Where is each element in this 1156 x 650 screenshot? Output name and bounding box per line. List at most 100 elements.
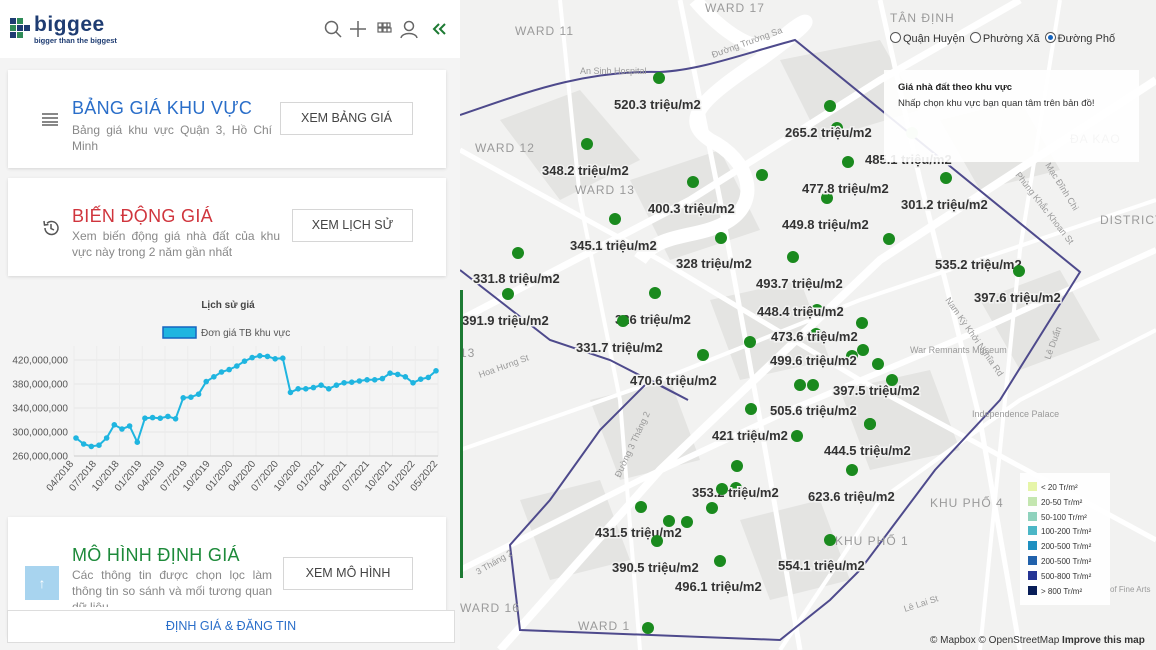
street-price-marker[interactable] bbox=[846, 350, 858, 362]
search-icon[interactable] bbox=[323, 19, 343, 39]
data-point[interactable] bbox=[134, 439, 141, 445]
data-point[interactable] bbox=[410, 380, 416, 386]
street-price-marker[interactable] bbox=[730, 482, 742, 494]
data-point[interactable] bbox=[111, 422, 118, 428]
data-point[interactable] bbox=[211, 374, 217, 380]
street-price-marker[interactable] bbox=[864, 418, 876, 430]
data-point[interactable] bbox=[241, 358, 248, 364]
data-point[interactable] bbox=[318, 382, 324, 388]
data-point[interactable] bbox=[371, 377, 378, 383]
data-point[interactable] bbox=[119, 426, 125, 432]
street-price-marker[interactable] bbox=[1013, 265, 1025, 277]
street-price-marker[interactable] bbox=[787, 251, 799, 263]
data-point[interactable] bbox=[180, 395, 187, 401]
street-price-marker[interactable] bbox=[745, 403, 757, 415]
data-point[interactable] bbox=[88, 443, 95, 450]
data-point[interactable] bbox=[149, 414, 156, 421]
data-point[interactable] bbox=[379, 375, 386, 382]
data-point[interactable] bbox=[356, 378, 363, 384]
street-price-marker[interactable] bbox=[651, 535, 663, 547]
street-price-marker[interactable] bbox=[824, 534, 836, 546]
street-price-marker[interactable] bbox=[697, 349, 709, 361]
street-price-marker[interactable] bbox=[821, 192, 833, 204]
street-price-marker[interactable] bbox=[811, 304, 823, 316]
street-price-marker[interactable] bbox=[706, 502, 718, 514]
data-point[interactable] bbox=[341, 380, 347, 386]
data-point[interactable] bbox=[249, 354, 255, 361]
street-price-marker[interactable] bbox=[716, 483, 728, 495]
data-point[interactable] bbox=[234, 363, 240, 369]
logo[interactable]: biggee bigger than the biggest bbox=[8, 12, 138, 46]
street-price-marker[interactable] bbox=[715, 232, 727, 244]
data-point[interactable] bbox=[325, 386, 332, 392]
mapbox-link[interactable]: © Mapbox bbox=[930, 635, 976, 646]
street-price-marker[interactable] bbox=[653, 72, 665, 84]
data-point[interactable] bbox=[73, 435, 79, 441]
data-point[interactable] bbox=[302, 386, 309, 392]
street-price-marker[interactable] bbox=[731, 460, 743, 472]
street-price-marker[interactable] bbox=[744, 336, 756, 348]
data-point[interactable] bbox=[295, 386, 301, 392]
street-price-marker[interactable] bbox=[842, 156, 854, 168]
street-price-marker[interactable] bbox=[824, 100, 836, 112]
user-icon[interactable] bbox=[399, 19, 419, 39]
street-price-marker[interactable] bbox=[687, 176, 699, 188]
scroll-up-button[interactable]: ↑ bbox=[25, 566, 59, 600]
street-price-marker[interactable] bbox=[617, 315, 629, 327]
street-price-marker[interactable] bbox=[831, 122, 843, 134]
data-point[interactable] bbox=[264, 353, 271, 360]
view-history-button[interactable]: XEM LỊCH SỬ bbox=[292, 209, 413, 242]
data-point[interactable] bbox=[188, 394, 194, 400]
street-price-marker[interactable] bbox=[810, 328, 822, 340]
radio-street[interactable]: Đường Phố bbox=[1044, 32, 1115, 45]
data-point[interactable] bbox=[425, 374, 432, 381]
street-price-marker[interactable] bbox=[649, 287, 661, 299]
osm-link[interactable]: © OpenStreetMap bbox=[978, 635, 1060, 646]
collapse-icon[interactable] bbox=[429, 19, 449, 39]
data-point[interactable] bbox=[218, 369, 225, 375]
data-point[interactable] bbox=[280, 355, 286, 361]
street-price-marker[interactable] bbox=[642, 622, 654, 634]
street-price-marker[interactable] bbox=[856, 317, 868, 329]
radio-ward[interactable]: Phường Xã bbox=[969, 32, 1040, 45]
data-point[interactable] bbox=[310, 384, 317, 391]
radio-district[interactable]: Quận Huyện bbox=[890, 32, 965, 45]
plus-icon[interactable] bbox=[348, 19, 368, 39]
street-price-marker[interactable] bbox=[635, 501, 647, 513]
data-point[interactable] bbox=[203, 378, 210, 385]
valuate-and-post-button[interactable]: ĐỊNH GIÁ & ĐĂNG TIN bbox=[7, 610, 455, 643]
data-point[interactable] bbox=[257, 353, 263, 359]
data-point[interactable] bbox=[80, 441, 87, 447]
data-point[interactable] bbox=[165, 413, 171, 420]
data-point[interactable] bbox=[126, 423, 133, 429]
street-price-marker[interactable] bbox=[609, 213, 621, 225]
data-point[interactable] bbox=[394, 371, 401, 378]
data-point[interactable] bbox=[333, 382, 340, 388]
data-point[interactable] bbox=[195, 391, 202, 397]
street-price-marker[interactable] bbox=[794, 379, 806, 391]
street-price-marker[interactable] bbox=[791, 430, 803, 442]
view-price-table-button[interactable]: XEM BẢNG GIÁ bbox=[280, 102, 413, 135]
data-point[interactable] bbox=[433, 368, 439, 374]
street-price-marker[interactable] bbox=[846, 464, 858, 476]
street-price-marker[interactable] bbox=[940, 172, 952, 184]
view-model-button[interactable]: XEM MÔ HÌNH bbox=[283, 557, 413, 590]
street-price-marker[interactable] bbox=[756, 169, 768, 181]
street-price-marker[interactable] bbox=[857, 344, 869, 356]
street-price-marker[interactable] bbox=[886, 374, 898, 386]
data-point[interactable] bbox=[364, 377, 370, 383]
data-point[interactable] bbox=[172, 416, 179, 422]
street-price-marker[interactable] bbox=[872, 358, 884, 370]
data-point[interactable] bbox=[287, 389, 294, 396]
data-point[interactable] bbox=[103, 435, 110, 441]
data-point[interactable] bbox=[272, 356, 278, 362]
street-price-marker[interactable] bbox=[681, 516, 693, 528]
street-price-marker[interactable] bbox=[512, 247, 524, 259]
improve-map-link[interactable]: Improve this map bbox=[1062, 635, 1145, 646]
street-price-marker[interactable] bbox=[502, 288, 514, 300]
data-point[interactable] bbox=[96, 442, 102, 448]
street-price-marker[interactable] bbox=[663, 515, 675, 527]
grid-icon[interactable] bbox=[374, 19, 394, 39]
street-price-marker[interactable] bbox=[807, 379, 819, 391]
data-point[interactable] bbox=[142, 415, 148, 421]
···
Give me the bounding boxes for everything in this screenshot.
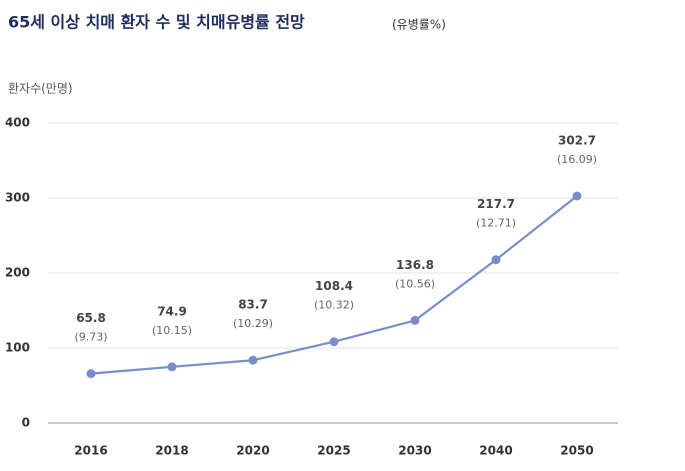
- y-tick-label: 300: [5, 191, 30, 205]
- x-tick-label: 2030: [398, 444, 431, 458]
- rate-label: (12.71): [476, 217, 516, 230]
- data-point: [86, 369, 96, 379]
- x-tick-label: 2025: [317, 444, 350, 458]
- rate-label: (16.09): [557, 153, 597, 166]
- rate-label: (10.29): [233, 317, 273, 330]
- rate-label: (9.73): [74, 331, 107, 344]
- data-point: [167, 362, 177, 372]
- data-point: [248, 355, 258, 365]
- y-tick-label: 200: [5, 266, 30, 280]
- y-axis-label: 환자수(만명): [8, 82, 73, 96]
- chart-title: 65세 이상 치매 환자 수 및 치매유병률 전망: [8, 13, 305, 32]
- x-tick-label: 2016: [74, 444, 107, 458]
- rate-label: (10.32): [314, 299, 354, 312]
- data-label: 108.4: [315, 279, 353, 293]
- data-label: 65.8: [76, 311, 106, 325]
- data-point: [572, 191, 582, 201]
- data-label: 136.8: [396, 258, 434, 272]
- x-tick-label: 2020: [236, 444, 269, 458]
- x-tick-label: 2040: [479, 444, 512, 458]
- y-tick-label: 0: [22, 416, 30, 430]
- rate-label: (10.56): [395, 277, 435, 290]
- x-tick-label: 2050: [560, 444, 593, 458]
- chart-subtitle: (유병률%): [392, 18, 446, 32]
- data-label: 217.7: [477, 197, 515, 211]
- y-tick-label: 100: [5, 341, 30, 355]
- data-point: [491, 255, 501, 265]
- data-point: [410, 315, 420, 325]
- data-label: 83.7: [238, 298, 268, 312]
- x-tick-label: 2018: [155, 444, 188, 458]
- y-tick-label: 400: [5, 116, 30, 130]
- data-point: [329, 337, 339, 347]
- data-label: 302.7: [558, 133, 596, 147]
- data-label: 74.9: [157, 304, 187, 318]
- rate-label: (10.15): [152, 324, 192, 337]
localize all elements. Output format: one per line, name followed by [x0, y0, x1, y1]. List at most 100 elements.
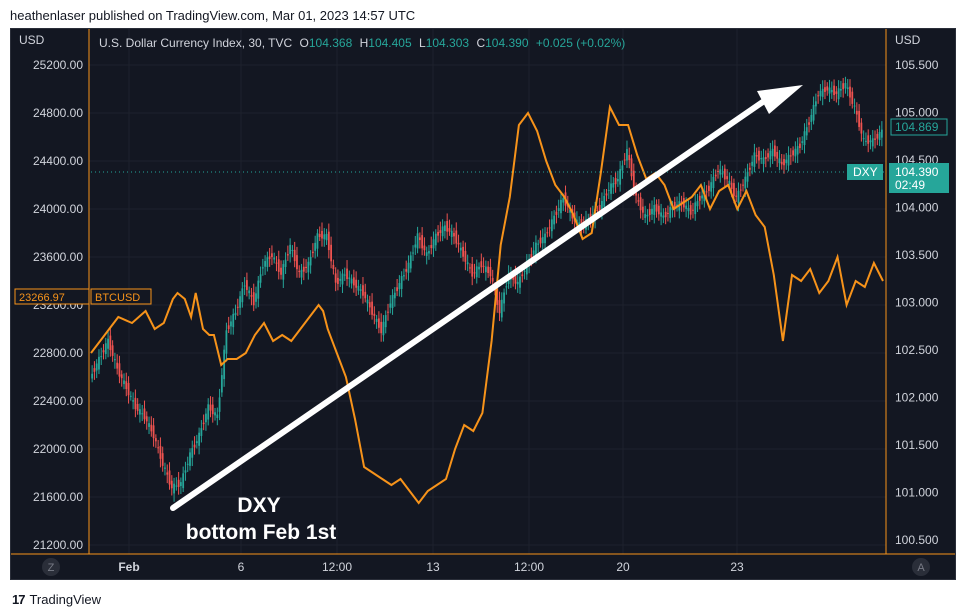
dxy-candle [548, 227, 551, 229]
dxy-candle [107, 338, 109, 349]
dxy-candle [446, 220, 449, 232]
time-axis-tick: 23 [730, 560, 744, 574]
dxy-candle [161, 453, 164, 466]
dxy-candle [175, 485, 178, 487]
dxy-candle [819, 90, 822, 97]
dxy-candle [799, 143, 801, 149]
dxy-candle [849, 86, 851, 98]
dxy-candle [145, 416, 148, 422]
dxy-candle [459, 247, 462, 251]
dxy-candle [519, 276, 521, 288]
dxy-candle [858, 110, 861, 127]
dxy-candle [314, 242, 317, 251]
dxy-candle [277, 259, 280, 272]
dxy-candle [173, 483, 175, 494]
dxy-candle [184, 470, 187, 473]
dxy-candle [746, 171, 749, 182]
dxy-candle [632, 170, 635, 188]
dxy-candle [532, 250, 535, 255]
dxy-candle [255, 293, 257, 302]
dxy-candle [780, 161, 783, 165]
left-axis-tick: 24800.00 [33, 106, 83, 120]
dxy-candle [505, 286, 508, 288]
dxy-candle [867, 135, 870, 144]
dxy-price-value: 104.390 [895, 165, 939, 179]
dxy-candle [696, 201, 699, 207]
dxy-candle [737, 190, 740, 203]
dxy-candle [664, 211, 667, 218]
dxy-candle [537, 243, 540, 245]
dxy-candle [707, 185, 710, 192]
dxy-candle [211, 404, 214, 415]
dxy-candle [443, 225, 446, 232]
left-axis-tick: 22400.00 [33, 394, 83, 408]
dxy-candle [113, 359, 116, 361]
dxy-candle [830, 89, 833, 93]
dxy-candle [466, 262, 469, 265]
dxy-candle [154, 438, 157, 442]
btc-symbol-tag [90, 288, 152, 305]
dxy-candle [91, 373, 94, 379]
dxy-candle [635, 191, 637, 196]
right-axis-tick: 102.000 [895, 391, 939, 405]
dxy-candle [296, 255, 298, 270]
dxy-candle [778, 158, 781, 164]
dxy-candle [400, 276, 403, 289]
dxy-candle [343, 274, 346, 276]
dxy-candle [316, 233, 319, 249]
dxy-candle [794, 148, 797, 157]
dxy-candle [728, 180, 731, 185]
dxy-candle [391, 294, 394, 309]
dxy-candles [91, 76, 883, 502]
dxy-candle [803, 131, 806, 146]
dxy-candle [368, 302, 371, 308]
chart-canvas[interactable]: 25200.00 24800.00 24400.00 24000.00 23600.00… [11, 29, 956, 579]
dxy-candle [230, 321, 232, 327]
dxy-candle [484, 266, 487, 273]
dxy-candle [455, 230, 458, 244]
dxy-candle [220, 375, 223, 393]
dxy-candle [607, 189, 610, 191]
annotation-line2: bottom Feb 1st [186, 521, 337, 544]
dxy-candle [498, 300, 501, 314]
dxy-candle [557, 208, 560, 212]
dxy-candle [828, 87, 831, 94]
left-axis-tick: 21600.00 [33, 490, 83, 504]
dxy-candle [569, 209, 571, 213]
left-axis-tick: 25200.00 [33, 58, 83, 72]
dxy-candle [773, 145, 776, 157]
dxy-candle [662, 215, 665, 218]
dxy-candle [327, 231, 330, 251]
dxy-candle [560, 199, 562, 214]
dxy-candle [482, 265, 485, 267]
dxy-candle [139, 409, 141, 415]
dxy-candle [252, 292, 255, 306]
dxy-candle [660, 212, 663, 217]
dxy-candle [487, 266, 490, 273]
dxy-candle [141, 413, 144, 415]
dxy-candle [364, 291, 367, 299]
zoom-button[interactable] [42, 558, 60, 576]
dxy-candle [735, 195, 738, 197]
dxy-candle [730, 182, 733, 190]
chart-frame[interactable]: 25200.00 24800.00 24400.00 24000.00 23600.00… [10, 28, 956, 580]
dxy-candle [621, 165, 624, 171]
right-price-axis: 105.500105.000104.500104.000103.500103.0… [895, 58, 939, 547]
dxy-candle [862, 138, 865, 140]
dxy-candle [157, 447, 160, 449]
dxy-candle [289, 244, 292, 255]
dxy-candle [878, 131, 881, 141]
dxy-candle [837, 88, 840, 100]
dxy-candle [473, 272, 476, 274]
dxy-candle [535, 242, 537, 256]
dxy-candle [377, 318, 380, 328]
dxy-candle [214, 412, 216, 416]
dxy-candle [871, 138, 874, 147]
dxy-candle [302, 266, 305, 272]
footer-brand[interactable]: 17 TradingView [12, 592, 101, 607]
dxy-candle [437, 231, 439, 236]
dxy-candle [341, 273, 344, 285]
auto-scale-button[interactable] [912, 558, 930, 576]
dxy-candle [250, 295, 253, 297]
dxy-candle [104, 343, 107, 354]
···
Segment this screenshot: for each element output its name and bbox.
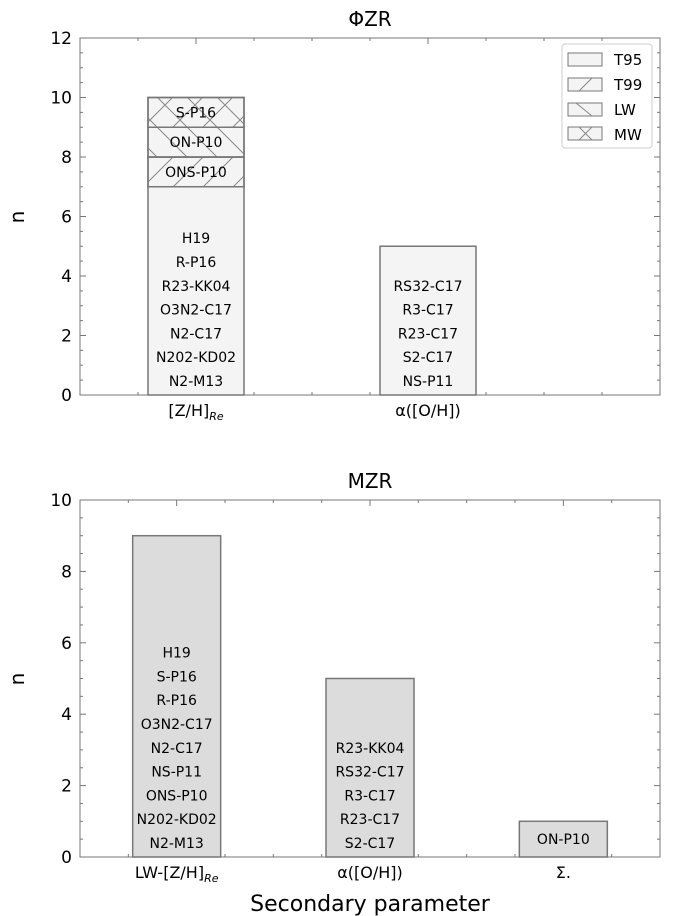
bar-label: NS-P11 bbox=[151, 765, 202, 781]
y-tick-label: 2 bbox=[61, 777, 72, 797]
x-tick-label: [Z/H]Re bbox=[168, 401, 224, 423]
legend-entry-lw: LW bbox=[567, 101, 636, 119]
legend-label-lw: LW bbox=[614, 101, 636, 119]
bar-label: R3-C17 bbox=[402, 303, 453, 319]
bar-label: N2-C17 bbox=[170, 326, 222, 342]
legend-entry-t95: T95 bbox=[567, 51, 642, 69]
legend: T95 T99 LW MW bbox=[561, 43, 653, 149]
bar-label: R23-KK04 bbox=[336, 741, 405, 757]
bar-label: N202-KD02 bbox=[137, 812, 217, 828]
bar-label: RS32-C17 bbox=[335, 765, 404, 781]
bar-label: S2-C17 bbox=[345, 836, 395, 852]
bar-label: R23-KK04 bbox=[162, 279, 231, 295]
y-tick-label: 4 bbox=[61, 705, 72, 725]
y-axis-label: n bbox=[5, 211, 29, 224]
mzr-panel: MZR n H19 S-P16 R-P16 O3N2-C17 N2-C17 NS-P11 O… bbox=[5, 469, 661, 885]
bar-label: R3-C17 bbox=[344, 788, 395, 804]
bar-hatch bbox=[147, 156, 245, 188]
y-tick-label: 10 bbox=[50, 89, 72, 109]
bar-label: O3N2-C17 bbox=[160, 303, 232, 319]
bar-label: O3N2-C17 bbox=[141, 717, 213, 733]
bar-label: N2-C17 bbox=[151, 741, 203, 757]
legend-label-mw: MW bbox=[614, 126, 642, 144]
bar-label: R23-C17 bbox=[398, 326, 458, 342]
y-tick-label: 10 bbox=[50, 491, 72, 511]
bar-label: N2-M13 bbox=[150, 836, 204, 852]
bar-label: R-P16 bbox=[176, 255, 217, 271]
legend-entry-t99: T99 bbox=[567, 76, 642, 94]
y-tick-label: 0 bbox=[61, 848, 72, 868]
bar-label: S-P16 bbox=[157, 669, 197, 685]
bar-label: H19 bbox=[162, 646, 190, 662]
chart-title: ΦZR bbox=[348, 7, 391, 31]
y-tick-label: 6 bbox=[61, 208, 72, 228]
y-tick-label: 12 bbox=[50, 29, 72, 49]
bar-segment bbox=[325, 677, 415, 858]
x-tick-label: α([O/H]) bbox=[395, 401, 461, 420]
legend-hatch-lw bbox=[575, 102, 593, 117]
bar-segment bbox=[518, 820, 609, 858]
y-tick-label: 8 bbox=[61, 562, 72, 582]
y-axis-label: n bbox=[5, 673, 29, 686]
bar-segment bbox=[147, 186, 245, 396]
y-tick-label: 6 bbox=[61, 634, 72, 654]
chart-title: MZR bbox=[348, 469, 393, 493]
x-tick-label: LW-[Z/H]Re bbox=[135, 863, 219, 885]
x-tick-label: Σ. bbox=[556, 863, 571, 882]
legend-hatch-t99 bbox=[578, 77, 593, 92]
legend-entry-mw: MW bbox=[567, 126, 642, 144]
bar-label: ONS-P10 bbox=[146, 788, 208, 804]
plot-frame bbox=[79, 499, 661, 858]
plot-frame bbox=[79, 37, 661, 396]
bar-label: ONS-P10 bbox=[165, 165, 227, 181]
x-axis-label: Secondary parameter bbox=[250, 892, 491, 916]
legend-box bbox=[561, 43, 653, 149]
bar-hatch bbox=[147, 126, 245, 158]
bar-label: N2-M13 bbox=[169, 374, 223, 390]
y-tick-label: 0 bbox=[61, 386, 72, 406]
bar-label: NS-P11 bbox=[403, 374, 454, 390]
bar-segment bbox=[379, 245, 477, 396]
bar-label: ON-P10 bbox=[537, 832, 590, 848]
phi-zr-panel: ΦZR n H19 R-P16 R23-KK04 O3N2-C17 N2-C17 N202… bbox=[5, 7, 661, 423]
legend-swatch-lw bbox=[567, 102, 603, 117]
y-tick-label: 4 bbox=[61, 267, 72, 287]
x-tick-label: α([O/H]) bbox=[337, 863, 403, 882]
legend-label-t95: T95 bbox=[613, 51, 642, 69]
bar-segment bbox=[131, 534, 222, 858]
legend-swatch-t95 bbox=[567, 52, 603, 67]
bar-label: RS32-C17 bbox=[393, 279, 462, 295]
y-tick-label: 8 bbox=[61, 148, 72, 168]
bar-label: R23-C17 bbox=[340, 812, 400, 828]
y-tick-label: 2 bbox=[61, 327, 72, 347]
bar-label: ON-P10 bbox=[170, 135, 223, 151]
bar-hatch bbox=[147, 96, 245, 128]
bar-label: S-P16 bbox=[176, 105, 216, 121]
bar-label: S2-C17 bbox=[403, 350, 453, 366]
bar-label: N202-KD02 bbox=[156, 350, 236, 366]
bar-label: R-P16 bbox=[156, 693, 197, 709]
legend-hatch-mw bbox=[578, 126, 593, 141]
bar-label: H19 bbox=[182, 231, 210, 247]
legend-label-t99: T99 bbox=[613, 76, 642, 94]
···
Rewrite the items starting at the line containing "- y-tick-label: 300: [5, 191, 30, 205]" and ending at the line containing "- rate-label: (10.29): [233, 317, 273, 330]" as a numbered list, omitting any blank lines.

1. - y-tick-label: 300: [5, 191, 30, 205]
2. - x-tick-label: 2030: [398, 444, 431, 458]
3. - rate-label: (12.71): [476, 217, 516, 230]
4. - data-point: [86, 369, 96, 379]
5. - x-tick-label: 2025: [317, 444, 350, 458]
6. - rate-label: (16.09): [557, 153, 597, 166]
7. - rate-label: (10.29): [233, 317, 273, 330]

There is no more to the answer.